Figure record extracts
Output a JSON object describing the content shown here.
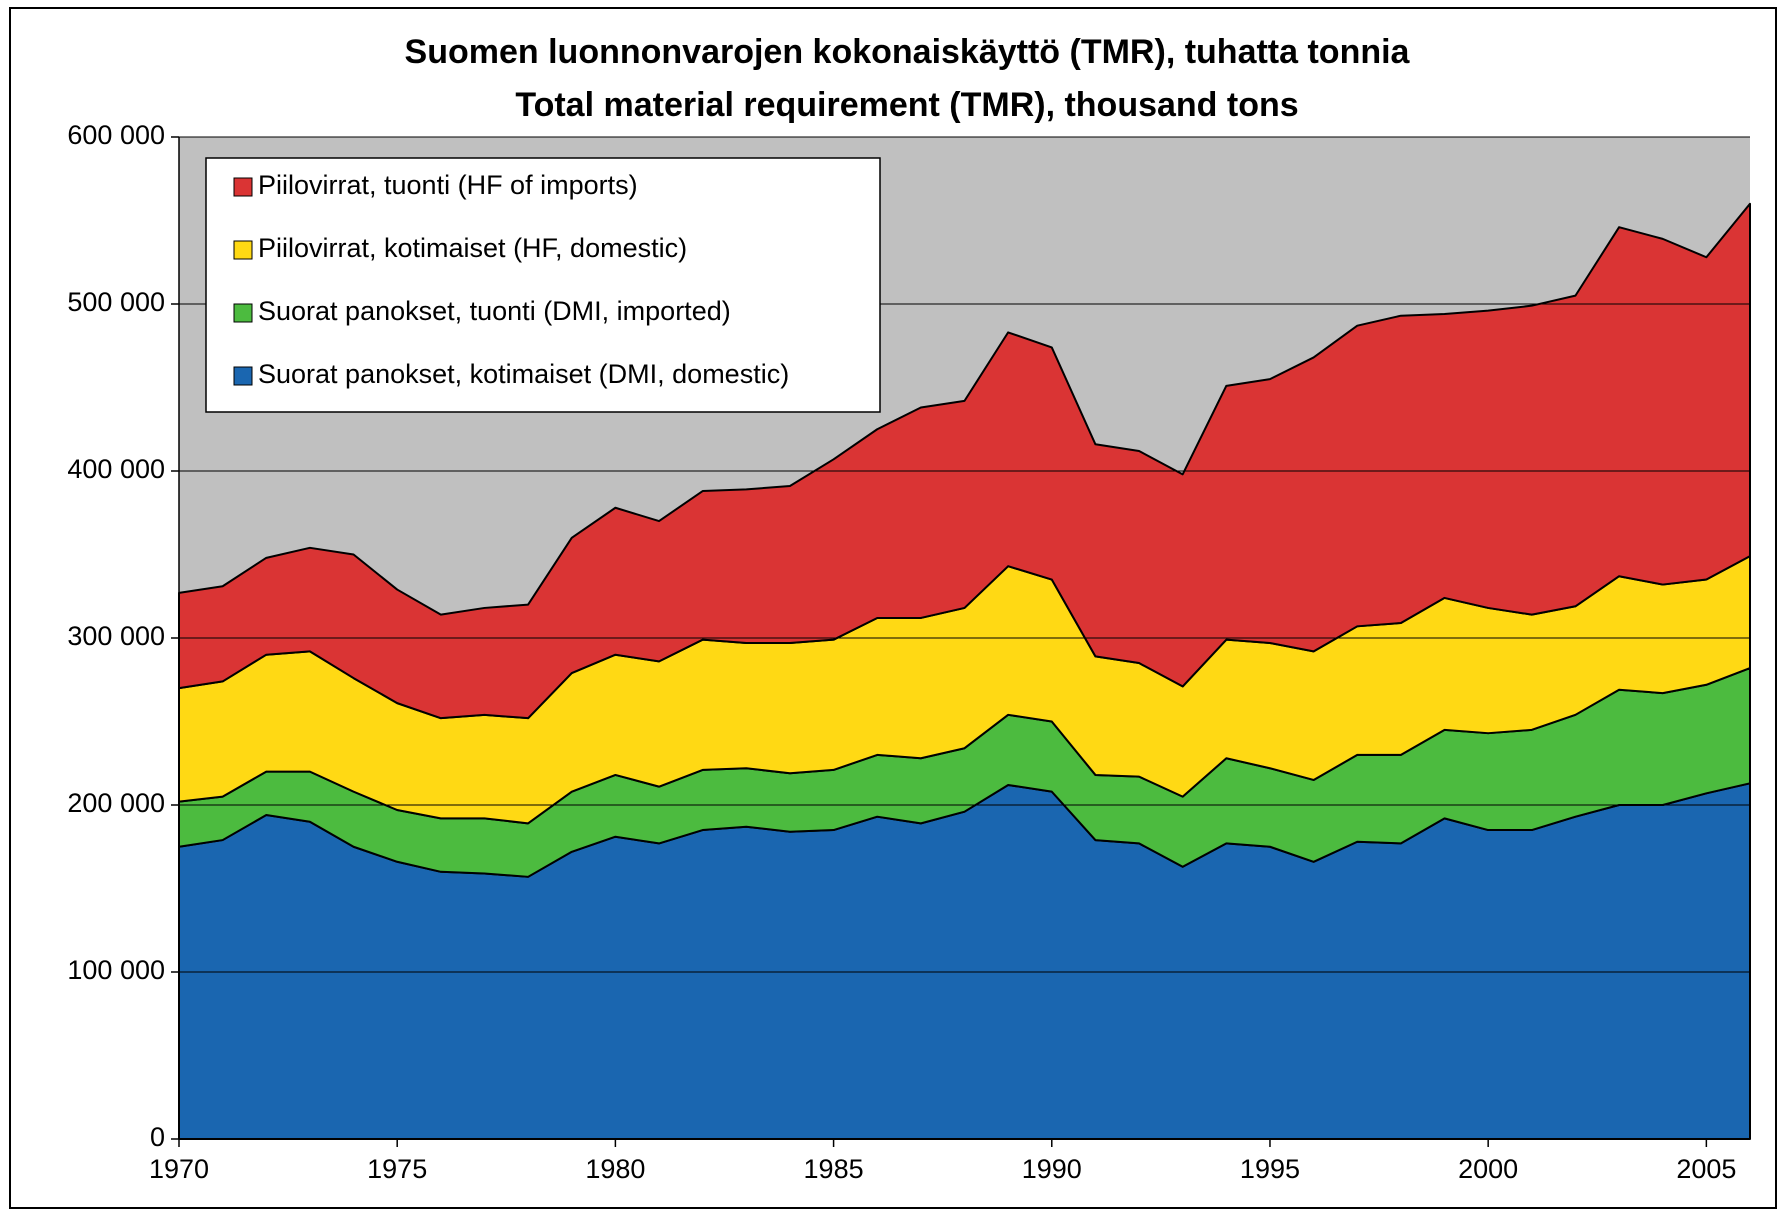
{
  "chart_data": {
    "type": "stacked_area",
    "title": "Suomen luonnonvarojen kokonaiskäyttö (TMR), tuhatta tonnia",
    "subtitle": "Total material requirement (TMR), thousand tons",
    "x": [
      1970,
      1971,
      1972,
      1973,
      1974,
      1975,
      1976,
      1977,
      1978,
      1979,
      1980,
      1981,
      1982,
      1983,
      1984,
      1985,
      1986,
      1987,
      1988,
      1989,
      1990,
      1991,
      1992,
      1993,
      1994,
      1995,
      1996,
      1997,
      1998,
      1999,
      2000,
      2001,
      2002,
      2003,
      2004,
      2005,
      2006
    ],
    "series": [
      {
        "name": "Suorat panokset, kotimaiset (DMI, domestic)",
        "color": "#1a66b0",
        "values": [
          175000,
          179000,
          194000,
          190000,
          175000,
          166000,
          160000,
          159000,
          157000,
          172000,
          181000,
          177000,
          185000,
          187000,
          184000,
          185000,
          193000,
          189000,
          196000,
          212000,
          208000,
          179000,
          177000,
          163000,
          177000,
          175000,
          166000,
          178000,
          177000,
          192000,
          185000,
          185000,
          193000,
          200000,
          200000,
          207000,
          213000
        ]
      },
      {
        "name": "Suorat panokset, tuonti (DMI, imported)",
        "color": "#4cbb3f",
        "values": [
          27000,
          26000,
          26000,
          30000,
          33000,
          31000,
          32000,
          33000,
          32000,
          36000,
          37000,
          34000,
          36000,
          35000,
          35000,
          36000,
          37000,
          39000,
          38000,
          42000,
          42000,
          39000,
          40000,
          42000,
          51000,
          47000,
          49000,
          52000,
          53000,
          53000,
          58000,
          60000,
          61000,
          69000,
          67000,
          65000,
          69000
        ]
      },
      {
        "name": "Piilovirrat, kotimaiset (HF, domestic)",
        "color": "#ffd914",
        "values": [
          68000,
          69000,
          70000,
          72000,
          68000,
          64000,
          60000,
          62000,
          63000,
          71000,
          72000,
          75000,
          78000,
          75000,
          78000,
          78000,
          82000,
          84000,
          84000,
          89000,
          85000,
          71000,
          68000,
          66000,
          71000,
          75000,
          77000,
          77000,
          79000,
          79000,
          75000,
          69000,
          65000,
          68000,
          65000,
          63000,
          67000
        ]
      },
      {
        "name": "Piilovirrat, tuonti (HF of imports)",
        "color": "#da3434",
        "values": [
          57000,
          57000,
          58000,
          62000,
          74000,
          68000,
          62000,
          64000,
          68000,
          81000,
          88000,
          84000,
          89000,
          92000,
          94000,
          108000,
          113000,
          126000,
          124000,
          140000,
          139000,
          127000,
          127000,
          127000,
          152000,
          158000,
          176000,
          180000,
          184000,
          170000,
          178000,
          185000,
          186000,
          209000,
          207000,
          193000,
          211000
        ]
      }
    ],
    "xlim": [
      1970,
      2006
    ],
    "xticks": [
      1970,
      1975,
      1980,
      1985,
      1990,
      1995,
      2000,
      2005
    ],
    "ylim": [
      0,
      600000
    ],
    "yticks": [
      0,
      {
        "value": 100000,
        "label": "100 000"
      },
      {
        "value": 200000,
        "label": "200 000"
      },
      {
        "value": 300000,
        "label": "300 000"
      },
      {
        "value": 400000,
        "label": "400 000"
      },
      {
        "value": 500000,
        "label": "500 000"
      },
      {
        "value": 600000,
        "label": "600 000"
      }
    ],
    "grid": true,
    "plot_background": "#c0c0c0",
    "legend": "upper left"
  }
}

* The exercise
Transcribe every entry word for word, but skip the pictures.

* Answer to this problem
Output a JSON object describing the content shown here.
{
  "chart_data": {
    "type": "stacked_area",
    "title": "Suomen luonnonvarojen kokonaiskäyttö (TMR), tuhatta tonnia",
    "subtitle": "Total material requirement (TMR), thousand tons",
    "x": [
      1970,
      1971,
      1972,
      1973,
      1974,
      1975,
      1976,
      1977,
      1978,
      1979,
      1980,
      1981,
      1982,
      1983,
      1984,
      1985,
      1986,
      1987,
      1988,
      1989,
      1990,
      1991,
      1992,
      1993,
      1994,
      1995,
      1996,
      1997,
      1998,
      1999,
      2000,
      2001,
      2002,
      2003,
      2004,
      2005,
      2006
    ],
    "series": [
      {
        "name": "Suorat panokset, kotimaiset (DMI, domestic)",
        "color": "#1a66b0",
        "values": [
          175000,
          179000,
          194000,
          190000,
          175000,
          166000,
          160000,
          159000,
          157000,
          172000,
          181000,
          177000,
          185000,
          187000,
          184000,
          185000,
          193000,
          189000,
          196000,
          212000,
          208000,
          179000,
          177000,
          163000,
          177000,
          175000,
          166000,
          178000,
          177000,
          192000,
          185000,
          185000,
          193000,
          200000,
          200000,
          207000,
          213000
        ]
      },
      {
        "name": "Suorat panokset, tuonti (DMI, imported)",
        "color": "#4cbb3f",
        "values": [
          27000,
          26000,
          26000,
          30000,
          33000,
          31000,
          32000,
          33000,
          32000,
          36000,
          37000,
          34000,
          36000,
          35000,
          35000,
          36000,
          37000,
          39000,
          38000,
          42000,
          42000,
          39000,
          40000,
          42000,
          51000,
          47000,
          49000,
          52000,
          53000,
          53000,
          58000,
          60000,
          61000,
          69000,
          67000,
          65000,
          69000
        ]
      },
      {
        "name": "Piilovirrat, kotimaiset (HF, domestic)",
        "color": "#ffd914",
        "values": [
          68000,
          69000,
          70000,
          72000,
          68000,
          64000,
          60000,
          62000,
          63000,
          71000,
          72000,
          75000,
          78000,
          75000,
          78000,
          78000,
          82000,
          84000,
          84000,
          89000,
          85000,
          71000,
          68000,
          66000,
          71000,
          75000,
          77000,
          77000,
          79000,
          79000,
          75000,
          69000,
          65000,
          68000,
          65000,
          63000,
          67000
        ]
      },
      {
        "name": "Piilovirrat, tuonti (HF of imports)",
        "color": "#da3434",
        "values": [
          57000,
          57000,
          58000,
          62000,
          74000,
          68000,
          62000,
          64000,
          68000,
          81000,
          88000,
          84000,
          89000,
          92000,
          94000,
          108000,
          113000,
          126000,
          124000,
          140000,
          139000,
          127000,
          127000,
          127000,
          152000,
          158000,
          176000,
          180000,
          184000,
          170000,
          178000,
          185000,
          186000,
          209000,
          207000,
          193000,
          211000
        ]
      }
    ],
    "xlim": [
      1970,
      2006
    ],
    "xticks": [
      1970,
      1975,
      1980,
      1985,
      1990,
      1995,
      2000,
      2005
    ],
    "ylim": [
      0,
      600000
    ],
    "yticks": [
      0,
      {
        "value": 100000,
        "label": "100 000"
      },
      {
        "value": 200000,
        "label": "200 000"
      },
      {
        "value": 300000,
        "label": "300 000"
      },
      {
        "value": 400000,
        "label": "400 000"
      },
      {
        "value": 500000,
        "label": "500 000"
      },
      {
        "value": 600000,
        "label": "600 000"
      }
    ],
    "grid": true,
    "plot_background": "#c0c0c0",
    "legend": "upper left"
  }
}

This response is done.